**Directions**
Of the lines in this listing, how many contain the word "more"? Give the number and nothing else.

**Recorded data**
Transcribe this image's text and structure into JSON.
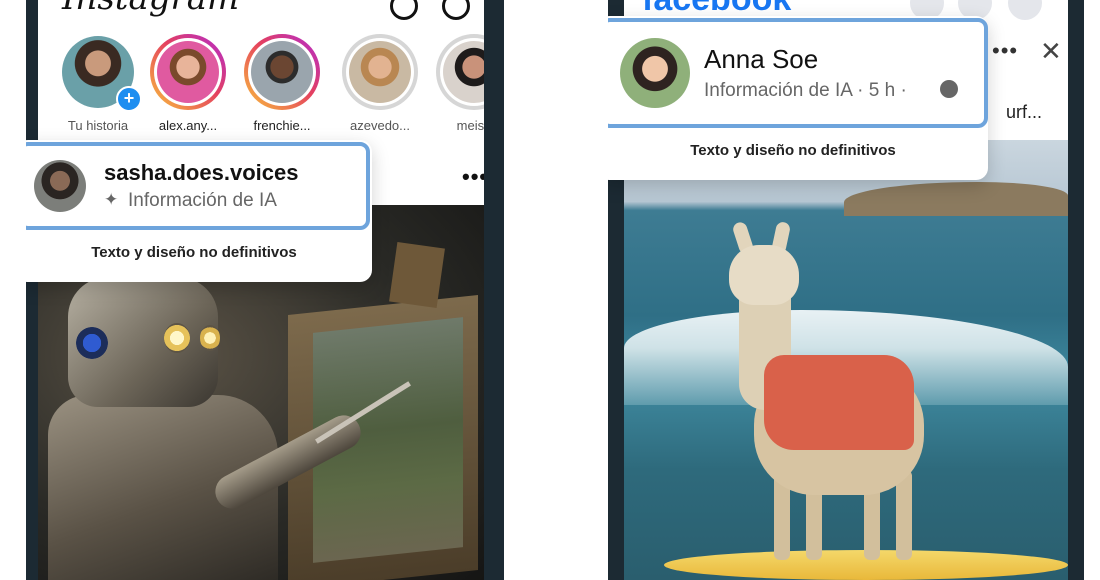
{
  "instagram": {
    "logo": "Instagram",
    "stories": [
      {
        "name": "Tu historia",
        "own": true
      },
      {
        "name": "alex.any..."
      },
      {
        "name": "frenchie..."
      },
      {
        "name": "azevedo..."
      },
      {
        "name": "meish"
      }
    ],
    "overlay": {
      "username": "sasha.does.voices",
      "label": "Información de IA",
      "label_icon": "sparkle-icon",
      "footer": "Texto y diseño no definitivos"
    },
    "more_icon": "more-horizontal-icon"
  },
  "facebook": {
    "logo": "facebook",
    "overlay": {
      "name": "Anna Soe",
      "meta": "Información de IA · 5 h ·",
      "meta_icon": "globe-icon",
      "footer": "Texto y diseño no definitivos"
    },
    "post_snippet": "urf...",
    "more_icon": "more-horizontal-icon",
    "close_icon": "close-icon"
  },
  "colors": {
    "highlight_border": "#6ea4dc",
    "facebook_blue": "#1877f2",
    "story_ring_gradient": [
      "#f9c23c",
      "#e4405f",
      "#b12bd2"
    ],
    "add_badge": "#1e8ef0"
  }
}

**In response**
2